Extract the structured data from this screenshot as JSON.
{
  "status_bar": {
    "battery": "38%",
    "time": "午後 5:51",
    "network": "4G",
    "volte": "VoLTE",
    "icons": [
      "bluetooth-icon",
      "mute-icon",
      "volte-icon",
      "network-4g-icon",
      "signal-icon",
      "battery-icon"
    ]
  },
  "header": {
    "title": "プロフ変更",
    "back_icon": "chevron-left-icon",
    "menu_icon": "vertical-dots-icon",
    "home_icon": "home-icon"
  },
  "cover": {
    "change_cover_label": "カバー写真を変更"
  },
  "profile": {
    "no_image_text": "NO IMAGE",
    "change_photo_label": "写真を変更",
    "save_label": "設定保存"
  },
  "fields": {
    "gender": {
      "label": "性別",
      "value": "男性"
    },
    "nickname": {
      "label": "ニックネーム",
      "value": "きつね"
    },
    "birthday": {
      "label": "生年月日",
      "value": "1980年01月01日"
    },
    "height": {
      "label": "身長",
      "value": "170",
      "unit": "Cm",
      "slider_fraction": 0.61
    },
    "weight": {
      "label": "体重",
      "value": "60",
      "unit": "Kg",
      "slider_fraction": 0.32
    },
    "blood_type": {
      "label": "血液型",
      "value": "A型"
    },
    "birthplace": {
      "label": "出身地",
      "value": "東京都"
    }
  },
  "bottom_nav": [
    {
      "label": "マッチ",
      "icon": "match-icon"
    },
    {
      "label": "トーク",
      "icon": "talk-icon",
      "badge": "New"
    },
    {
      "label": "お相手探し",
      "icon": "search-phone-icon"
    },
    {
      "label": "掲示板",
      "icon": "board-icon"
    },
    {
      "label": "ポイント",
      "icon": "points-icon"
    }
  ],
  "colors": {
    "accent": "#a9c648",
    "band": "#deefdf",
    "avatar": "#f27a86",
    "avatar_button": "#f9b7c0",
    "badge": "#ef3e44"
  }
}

(GIVEN TASK) Check the data for the word "value" and pull out the lines that have it.

(TASK SOLUTION)
      "value": "男性"
      "value": "きつね"
      "value": "1980年01月01日"
      "value": "170",
      "value": "60",
      "value": "A型"
      "value": "東京都"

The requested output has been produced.